start

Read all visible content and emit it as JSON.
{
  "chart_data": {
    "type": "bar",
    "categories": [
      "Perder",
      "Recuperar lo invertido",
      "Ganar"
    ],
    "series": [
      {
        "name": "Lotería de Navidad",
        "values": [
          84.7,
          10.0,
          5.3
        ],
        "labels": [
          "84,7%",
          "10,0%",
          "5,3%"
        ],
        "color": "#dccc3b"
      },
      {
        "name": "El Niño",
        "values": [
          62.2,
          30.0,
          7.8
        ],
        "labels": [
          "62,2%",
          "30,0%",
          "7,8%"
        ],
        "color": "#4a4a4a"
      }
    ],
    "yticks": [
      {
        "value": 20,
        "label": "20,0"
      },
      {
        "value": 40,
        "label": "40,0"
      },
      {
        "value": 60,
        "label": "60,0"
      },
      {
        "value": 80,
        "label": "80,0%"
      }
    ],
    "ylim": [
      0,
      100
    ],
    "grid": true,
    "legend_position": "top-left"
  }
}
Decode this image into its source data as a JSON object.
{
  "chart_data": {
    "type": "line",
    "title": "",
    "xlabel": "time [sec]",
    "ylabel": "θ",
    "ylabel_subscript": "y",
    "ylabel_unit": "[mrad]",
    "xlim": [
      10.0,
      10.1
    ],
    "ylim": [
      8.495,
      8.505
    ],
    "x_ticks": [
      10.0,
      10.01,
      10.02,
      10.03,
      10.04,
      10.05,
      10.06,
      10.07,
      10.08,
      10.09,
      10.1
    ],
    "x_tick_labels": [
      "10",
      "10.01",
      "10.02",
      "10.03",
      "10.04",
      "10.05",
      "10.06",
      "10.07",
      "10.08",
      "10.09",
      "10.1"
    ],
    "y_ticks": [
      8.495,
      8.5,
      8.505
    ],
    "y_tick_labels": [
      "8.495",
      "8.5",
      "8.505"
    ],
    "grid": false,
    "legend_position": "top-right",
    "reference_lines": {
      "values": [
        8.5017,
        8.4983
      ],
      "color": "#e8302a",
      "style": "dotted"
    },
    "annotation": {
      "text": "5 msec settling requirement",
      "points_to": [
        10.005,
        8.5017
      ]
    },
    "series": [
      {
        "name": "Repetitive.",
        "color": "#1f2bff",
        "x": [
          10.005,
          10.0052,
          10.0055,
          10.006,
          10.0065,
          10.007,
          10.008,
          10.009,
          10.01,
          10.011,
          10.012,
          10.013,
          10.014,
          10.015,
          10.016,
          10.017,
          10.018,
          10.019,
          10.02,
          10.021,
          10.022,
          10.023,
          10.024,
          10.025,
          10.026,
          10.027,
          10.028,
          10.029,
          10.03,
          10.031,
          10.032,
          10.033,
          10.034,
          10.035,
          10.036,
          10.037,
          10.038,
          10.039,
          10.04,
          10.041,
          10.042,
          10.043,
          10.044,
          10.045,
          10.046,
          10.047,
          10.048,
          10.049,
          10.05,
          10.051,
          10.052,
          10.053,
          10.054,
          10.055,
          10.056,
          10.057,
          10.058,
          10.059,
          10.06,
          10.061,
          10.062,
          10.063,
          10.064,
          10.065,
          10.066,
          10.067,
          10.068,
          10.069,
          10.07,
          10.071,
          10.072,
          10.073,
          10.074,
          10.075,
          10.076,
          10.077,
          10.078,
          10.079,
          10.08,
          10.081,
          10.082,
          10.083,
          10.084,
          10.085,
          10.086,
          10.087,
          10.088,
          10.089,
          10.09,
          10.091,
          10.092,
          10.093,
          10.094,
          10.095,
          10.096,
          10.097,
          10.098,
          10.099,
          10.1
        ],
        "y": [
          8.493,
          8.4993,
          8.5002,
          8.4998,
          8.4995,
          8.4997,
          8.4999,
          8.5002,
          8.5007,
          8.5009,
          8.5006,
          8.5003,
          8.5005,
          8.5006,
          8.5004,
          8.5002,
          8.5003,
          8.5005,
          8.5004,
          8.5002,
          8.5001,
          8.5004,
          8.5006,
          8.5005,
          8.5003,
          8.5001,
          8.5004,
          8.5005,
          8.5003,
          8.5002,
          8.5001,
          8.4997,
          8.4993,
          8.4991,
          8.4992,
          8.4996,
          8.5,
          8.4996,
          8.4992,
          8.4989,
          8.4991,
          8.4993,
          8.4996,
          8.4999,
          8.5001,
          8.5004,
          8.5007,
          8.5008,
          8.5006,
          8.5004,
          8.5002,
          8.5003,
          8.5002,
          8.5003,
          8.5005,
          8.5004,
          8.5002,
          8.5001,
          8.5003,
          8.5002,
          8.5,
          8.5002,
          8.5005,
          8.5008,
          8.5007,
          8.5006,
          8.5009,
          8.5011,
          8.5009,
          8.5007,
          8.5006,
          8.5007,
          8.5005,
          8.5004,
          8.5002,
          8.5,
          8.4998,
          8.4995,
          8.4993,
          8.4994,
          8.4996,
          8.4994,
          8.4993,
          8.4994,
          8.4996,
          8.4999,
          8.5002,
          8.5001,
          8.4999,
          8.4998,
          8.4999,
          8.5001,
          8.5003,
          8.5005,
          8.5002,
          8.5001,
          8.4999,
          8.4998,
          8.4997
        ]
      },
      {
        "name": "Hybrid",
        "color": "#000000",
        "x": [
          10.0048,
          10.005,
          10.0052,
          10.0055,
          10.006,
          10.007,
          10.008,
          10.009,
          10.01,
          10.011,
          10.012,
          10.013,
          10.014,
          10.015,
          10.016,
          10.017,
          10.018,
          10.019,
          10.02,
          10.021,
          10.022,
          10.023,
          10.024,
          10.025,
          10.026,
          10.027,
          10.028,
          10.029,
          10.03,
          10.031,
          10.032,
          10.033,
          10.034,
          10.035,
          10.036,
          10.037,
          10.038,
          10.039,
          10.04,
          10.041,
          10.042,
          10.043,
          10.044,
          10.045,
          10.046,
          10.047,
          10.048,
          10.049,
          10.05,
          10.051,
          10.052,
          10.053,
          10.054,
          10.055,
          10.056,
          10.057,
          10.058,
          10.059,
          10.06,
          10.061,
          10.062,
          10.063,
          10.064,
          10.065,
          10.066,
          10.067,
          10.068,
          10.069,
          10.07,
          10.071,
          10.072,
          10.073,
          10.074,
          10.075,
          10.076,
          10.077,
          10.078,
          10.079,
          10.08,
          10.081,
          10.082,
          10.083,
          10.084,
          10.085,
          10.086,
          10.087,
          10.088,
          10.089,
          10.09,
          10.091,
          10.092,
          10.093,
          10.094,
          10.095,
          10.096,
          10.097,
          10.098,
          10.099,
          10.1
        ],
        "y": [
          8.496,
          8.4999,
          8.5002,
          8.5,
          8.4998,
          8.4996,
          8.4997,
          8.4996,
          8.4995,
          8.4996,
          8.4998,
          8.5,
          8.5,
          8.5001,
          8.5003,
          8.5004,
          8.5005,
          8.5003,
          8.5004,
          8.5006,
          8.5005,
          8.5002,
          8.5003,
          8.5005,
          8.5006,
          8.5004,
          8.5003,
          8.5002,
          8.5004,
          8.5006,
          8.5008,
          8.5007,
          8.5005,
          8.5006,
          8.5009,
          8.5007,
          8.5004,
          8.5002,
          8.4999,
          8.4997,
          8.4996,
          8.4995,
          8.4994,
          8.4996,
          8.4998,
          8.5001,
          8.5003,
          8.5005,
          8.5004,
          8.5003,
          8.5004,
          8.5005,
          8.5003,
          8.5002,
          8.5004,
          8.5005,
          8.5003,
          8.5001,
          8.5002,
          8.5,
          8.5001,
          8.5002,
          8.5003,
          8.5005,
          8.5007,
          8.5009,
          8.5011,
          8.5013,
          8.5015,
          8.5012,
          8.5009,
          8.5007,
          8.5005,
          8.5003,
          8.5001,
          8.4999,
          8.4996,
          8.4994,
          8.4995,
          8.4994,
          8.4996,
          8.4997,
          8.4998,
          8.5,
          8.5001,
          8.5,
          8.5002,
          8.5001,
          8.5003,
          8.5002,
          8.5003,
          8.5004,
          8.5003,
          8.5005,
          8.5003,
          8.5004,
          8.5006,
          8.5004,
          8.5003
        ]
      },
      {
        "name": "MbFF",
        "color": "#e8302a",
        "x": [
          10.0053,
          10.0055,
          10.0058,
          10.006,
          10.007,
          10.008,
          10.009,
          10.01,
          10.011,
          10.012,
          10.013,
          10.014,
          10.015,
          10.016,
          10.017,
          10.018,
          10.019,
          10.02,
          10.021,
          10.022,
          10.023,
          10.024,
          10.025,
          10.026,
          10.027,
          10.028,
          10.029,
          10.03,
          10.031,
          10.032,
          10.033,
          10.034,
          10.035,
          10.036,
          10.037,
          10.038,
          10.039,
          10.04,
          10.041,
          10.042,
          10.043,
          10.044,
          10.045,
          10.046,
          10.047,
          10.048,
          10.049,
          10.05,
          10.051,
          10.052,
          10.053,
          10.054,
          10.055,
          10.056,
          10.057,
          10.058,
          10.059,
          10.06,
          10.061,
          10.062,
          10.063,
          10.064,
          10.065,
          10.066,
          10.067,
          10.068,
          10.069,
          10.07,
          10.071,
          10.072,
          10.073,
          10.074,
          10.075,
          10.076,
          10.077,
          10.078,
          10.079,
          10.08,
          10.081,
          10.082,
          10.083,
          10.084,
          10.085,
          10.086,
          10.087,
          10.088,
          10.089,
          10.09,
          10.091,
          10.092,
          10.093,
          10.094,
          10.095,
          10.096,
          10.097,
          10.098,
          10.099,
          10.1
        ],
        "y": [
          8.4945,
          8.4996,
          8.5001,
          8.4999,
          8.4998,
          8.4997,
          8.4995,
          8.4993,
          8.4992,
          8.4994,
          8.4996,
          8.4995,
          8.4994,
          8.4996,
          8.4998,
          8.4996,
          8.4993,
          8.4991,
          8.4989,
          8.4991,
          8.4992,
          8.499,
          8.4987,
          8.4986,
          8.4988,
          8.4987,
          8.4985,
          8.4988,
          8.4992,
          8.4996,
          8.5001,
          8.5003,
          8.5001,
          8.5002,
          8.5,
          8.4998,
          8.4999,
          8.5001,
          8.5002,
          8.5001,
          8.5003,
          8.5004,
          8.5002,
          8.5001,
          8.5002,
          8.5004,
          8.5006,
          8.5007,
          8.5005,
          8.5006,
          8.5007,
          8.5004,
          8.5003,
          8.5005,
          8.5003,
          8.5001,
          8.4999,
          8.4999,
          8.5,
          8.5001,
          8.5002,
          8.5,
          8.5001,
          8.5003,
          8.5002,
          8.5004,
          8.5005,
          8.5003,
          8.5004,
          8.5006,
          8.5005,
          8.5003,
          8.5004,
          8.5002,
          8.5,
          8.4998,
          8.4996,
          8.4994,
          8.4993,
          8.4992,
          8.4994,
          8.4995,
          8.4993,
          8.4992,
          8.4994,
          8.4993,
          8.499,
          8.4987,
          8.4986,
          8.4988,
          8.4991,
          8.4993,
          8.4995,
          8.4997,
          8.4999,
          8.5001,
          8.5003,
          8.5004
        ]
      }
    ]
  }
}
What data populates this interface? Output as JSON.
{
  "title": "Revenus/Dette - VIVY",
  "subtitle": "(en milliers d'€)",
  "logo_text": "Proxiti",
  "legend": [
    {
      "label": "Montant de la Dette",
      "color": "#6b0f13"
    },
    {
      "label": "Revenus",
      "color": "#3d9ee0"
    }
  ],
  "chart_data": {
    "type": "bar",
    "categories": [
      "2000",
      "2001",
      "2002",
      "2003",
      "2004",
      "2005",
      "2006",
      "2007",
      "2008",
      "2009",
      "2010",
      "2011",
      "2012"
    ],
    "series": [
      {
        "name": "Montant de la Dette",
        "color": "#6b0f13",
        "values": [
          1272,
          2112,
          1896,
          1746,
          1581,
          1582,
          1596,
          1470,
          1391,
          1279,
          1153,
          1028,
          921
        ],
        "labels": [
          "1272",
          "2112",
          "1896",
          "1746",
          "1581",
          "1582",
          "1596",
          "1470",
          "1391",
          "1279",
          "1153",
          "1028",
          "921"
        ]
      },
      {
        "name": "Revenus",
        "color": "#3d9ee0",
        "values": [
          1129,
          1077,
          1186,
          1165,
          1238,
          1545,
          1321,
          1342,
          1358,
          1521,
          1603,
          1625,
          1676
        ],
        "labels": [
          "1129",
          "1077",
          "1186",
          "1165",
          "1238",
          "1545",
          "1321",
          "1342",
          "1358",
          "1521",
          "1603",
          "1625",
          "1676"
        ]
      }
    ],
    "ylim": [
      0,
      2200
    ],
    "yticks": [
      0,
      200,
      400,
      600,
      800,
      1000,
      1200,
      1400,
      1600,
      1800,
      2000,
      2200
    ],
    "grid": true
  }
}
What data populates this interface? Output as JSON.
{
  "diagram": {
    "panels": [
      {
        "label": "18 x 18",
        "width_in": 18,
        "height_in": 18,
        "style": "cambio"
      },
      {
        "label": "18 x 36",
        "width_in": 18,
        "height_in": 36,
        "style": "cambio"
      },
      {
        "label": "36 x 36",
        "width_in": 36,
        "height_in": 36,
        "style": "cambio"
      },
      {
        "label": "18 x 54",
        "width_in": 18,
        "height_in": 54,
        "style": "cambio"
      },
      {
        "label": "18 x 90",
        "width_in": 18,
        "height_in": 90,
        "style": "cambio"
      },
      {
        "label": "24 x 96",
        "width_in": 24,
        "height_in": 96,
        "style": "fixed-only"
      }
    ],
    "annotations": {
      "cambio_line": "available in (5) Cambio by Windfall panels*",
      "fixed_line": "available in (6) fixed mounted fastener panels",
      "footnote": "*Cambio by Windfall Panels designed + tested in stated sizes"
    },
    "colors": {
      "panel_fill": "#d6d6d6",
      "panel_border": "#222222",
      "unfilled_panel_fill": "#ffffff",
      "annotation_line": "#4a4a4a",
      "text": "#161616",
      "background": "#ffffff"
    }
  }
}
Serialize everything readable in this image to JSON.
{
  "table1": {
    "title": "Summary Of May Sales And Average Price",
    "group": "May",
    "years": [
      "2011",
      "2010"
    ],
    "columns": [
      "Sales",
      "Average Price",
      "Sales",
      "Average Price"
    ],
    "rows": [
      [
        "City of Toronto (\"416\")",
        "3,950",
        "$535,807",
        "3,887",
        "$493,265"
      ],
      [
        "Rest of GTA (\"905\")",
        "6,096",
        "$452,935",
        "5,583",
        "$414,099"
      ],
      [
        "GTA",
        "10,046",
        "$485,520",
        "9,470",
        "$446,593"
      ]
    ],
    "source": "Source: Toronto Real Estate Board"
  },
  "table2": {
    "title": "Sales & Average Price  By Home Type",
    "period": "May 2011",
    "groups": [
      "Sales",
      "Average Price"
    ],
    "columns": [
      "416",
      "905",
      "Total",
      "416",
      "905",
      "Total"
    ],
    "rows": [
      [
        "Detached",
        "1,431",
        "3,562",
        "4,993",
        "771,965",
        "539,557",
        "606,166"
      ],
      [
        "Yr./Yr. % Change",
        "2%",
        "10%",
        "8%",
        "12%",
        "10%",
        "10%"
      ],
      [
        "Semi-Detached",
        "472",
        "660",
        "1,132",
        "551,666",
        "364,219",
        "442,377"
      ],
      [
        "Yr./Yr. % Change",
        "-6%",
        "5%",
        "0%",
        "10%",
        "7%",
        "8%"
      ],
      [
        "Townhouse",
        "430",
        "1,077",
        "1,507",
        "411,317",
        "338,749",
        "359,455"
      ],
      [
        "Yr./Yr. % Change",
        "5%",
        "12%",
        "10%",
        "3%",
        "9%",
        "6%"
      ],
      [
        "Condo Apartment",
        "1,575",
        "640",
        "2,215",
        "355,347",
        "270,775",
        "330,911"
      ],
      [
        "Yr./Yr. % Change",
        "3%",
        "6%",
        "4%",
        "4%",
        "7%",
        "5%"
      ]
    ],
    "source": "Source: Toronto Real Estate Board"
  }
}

end

» **SHORT TASK**
Make a list of all lines in the data that contain "Revenus".

» **FINISHED EXERCISE**
  "title": "Revenus/Dette - VIVY",
      "label": "Revenus",
        "name": "Revenus",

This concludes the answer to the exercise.